/---
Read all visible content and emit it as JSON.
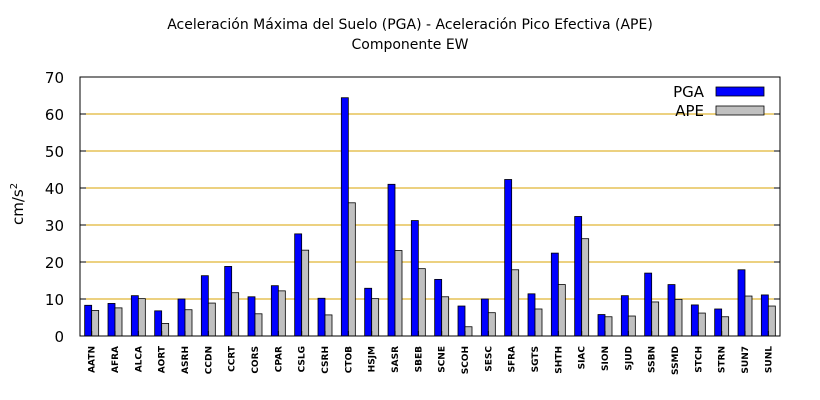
{
  "chart_data": {
    "type": "bar",
    "title": "Aceleración Máxima del Suelo (PGA) -  Aceleración Pico Efectiva (APE)",
    "subtitle": "Componente EW",
    "ylabel": "cm/s2",
    "xlabel": "",
    "ylim": [
      0,
      70
    ],
    "yticks": [
      0,
      10,
      20,
      30,
      40,
      50,
      60,
      70
    ],
    "grid": "horizontal",
    "legend_position": "top-right",
    "categories": [
      "AATN",
      "AFRA",
      "ALCA",
      "AORT",
      "ASRH",
      "CCDN",
      "CCRT",
      "CORS",
      "CPAR",
      "CSLG",
      "CSRH",
      "CTOB",
      "HSJM",
      "SASR",
      "SBEB",
      "SCNE",
      "SCOH",
      "SESC",
      "SFRA",
      "SGTS",
      "SHTH",
      "SIAC",
      "SION",
      "SJUD",
      "SSBN",
      "SSMD",
      "STCH",
      "STRN",
      "SUN7",
      "SUNL"
    ],
    "series": [
      {
        "name": "PGA",
        "color": "#0000ff",
        "values": [
          8.3,
          8.8,
          10.9,
          6.8,
          10.0,
          16.3,
          18.8,
          10.6,
          13.6,
          27.6,
          10.2,
          64.4,
          12.9,
          41.0,
          31.2,
          15.3,
          8.1,
          10.0,
          42.3,
          11.4,
          22.4,
          32.3,
          5.8,
          10.9,
          17.0,
          13.9,
          8.4,
          7.3,
          17.9,
          11.1
        ]
      },
      {
        "name": "APE",
        "color": "#c0c0c0",
        "values": [
          6.9,
          7.6,
          10.1,
          3.4,
          7.1,
          8.9,
          11.7,
          6.0,
          12.2,
          23.2,
          5.7,
          36.0,
          10.1,
          23.1,
          18.2,
          10.6,
          2.5,
          6.3,
          17.9,
          7.3,
          13.9,
          26.3,
          5.2,
          5.4,
          9.2,
          9.9,
          6.2,
          5.2,
          10.8,
          8.1
        ]
      }
    ]
  }
}
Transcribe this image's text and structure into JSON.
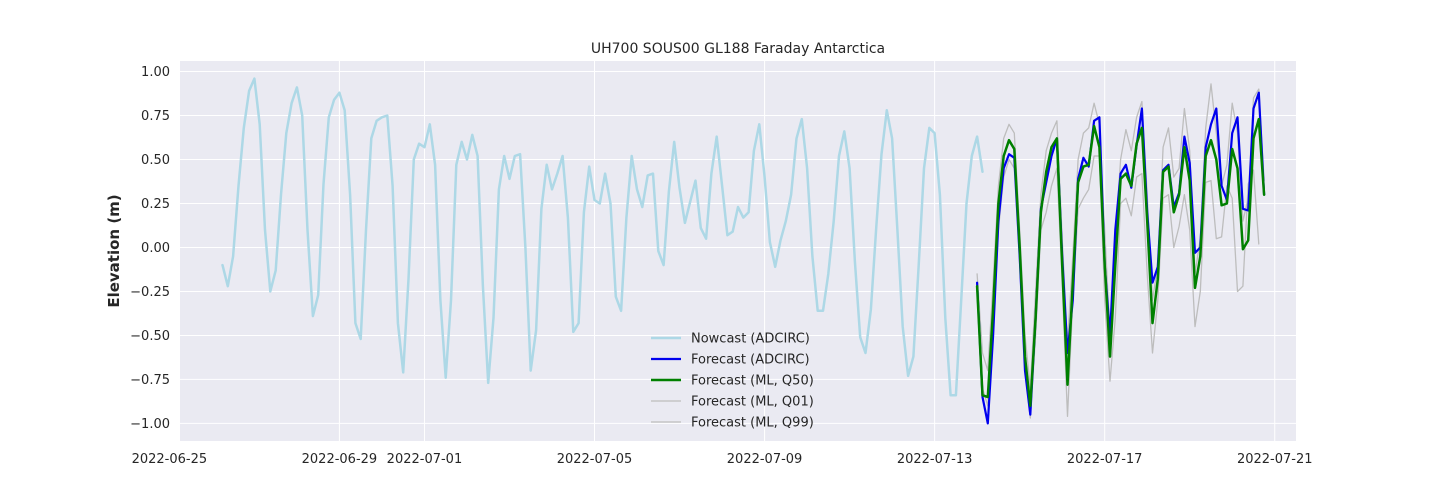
{
  "chart_data": {
    "type": "line",
    "title": "UH700 SOUS00 GL188 Faraday Antarctica",
    "xlabel": "",
    "ylabel": "Elevation (m)",
    "xlim": [
      "2022-06-25T06:00",
      "2022-07-21T12:00"
    ],
    "ylim": [
      -1.1,
      1.06
    ],
    "grid": true,
    "legend_position": "lower-center",
    "x_ticks": [
      "2022-06-25",
      "2022-06-29",
      "2022-07-01",
      "2022-07-05",
      "2022-07-09",
      "2022-07-13",
      "2022-07-17",
      "2022-07-21"
    ],
    "y_ticks": [
      "1.00",
      "0.75",
      "0.50",
      "0.25",
      "0.00",
      "−0.25",
      "−0.50",
      "−0.75",
      "−1.00"
    ],
    "series": [
      {
        "name": "Nowcast (ADCIRC)",
        "color": "#add8e6",
        "x_start": "2022-06-26T06:00",
        "step_hours": 3,
        "values": [
          -0.1,
          -0.22,
          -0.05,
          0.35,
          0.68,
          0.89,
          0.96,
          0.7,
          0.1,
          -0.25,
          -0.13,
          0.3,
          0.65,
          0.82,
          0.91,
          0.75,
          0.1,
          -0.39,
          -0.27,
          0.36,
          0.74,
          0.84,
          0.88,
          0.78,
          0.3,
          -0.43,
          -0.52,
          0.1,
          0.62,
          0.72,
          0.74,
          0.75,
          0.35,
          -0.43,
          -0.71,
          -0.18,
          0.5,
          0.59,
          0.57,
          0.7,
          0.47,
          -0.3,
          -0.74,
          -0.3,
          0.47,
          0.6,
          0.5,
          0.64,
          0.52,
          -0.22,
          -0.77,
          -0.4,
          0.33,
          0.52,
          0.39,
          0.52,
          0.53,
          0.0,
          -0.7,
          -0.47,
          0.22,
          0.47,
          0.33,
          0.42,
          0.52,
          0.17,
          -0.48,
          -0.43,
          0.2,
          0.46,
          0.27,
          0.25,
          0.42,
          0.25,
          -0.28,
          -0.36,
          0.17,
          0.52,
          0.33,
          0.23,
          0.41,
          0.42,
          -0.02,
          -0.1,
          0.32,
          0.6,
          0.34,
          0.14,
          0.26,
          0.38,
          0.11,
          0.05,
          0.42,
          0.63,
          0.35,
          0.07,
          0.09,
          0.23,
          0.17,
          0.2,
          0.55,
          0.7,
          0.4,
          0.03,
          -0.11,
          0.04,
          0.15,
          0.3,
          0.62,
          0.73,
          0.45,
          -0.05,
          -0.36,
          -0.36,
          -0.15,
          0.15,
          0.52,
          0.66,
          0.45,
          -0.08,
          -0.51,
          -0.6,
          -0.35,
          0.11,
          0.53,
          0.78,
          0.62,
          0.1,
          -0.45,
          -0.73,
          -0.62,
          -0.1,
          0.45,
          0.68,
          0.65,
          0.3,
          -0.4,
          -0.84,
          -0.84,
          -0.3,
          0.25,
          0.52,
          0.63,
          0.43
        ]
      },
      {
        "name": "Forecast (ADCIRC)",
        "color": "#0000ee",
        "x_start": "2022-07-14T00:00",
        "step_hours": 3,
        "values": [
          -0.2,
          -0.85,
          -1.0,
          -0.5,
          0.15,
          0.45,
          0.53,
          0.51,
          -0.05,
          -0.7,
          -0.95,
          -0.4,
          0.22,
          0.37,
          0.52,
          0.62,
          -0.05,
          -0.6,
          -0.3,
          0.39,
          0.51,
          0.46,
          0.72,
          0.74,
          -0.1,
          -0.5,
          0.1,
          0.42,
          0.47,
          0.34,
          0.58,
          0.79,
          0.2,
          -0.2,
          -0.11,
          0.44,
          0.47,
          0.23,
          0.31,
          0.63,
          0.48,
          -0.03,
          0.0,
          0.57,
          0.7,
          0.79,
          0.35,
          0.27,
          0.65,
          0.74,
          0.22,
          0.21,
          0.79,
          0.88,
          0.3
        ]
      },
      {
        "name": "Forecast (ML, Q50)",
        "color": "#008000",
        "x_start": "2022-07-14T00:00",
        "step_hours": 3,
        "values": [
          -0.22,
          -0.84,
          -0.85,
          -0.35,
          0.25,
          0.52,
          0.61,
          0.56,
          0.0,
          -0.62,
          -0.9,
          -0.4,
          0.2,
          0.43,
          0.57,
          0.62,
          -0.1,
          -0.78,
          -0.2,
          0.37,
          0.46,
          0.47,
          0.69,
          0.57,
          -0.1,
          -0.62,
          -0.1,
          0.39,
          0.42,
          0.35,
          0.59,
          0.68,
          0.15,
          -0.43,
          -0.18,
          0.43,
          0.46,
          0.2,
          0.3,
          0.57,
          0.38,
          -0.23,
          -0.05,
          0.52,
          0.61,
          0.5,
          0.24,
          0.25,
          0.56,
          0.45,
          -0.01,
          0.04,
          0.62,
          0.73,
          0.3
        ]
      },
      {
        "name": "Forecast (ML, Q01)",
        "color": "#bdbdbd",
        "x_start": "2022-07-14T00:00",
        "step_hours": 3,
        "values": [
          -0.25,
          -0.8,
          -0.9,
          -0.45,
          0.1,
          0.4,
          0.5,
          0.45,
          -0.1,
          -0.7,
          -0.97,
          -0.5,
          0.1,
          0.2,
          0.35,
          0.45,
          -0.2,
          -0.96,
          -0.3,
          0.22,
          0.28,
          0.33,
          0.52,
          0.52,
          -0.3,
          -0.76,
          -0.4,
          0.25,
          0.28,
          0.18,
          0.4,
          0.42,
          -0.15,
          -0.6,
          -0.3,
          0.28,
          0.3,
          0.0,
          0.12,
          0.3,
          0.1,
          -0.45,
          -0.25,
          0.37,
          0.38,
          0.05,
          0.06,
          0.35,
          0.28,
          -0.25,
          -0.22,
          0.36,
          0.44,
          0.02
        ]
      },
      {
        "name": "Forecast (ML, Q99)",
        "color": "#bdbdbd",
        "x_start": "2022-07-14T00:00",
        "step_hours": 3,
        "values": [
          -0.15,
          -0.6,
          -0.7,
          -0.2,
          0.35,
          0.62,
          0.7,
          0.65,
          0.1,
          -0.5,
          -0.8,
          -0.25,
          0.3,
          0.55,
          0.65,
          0.72,
          0.05,
          -0.55,
          -0.05,
          0.5,
          0.65,
          0.68,
          0.82,
          0.7,
          0.1,
          -0.5,
          0.05,
          0.5,
          0.67,
          0.55,
          0.74,
          0.83,
          0.3,
          -0.3,
          -0.1,
          0.57,
          0.68,
          0.4,
          0.45,
          0.79,
          0.55,
          -0.15,
          0.05,
          0.68,
          0.93,
          0.65,
          0.35,
          0.47,
          0.82,
          0.65,
          0.15,
          0.28,
          0.85,
          0.9,
          0.38
        ]
      }
    ]
  }
}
\---
**Problem**
Tally the lines in these entries that have the string "ADCIRC" in them, then answer with the count and nothing else.

**Completed task**
2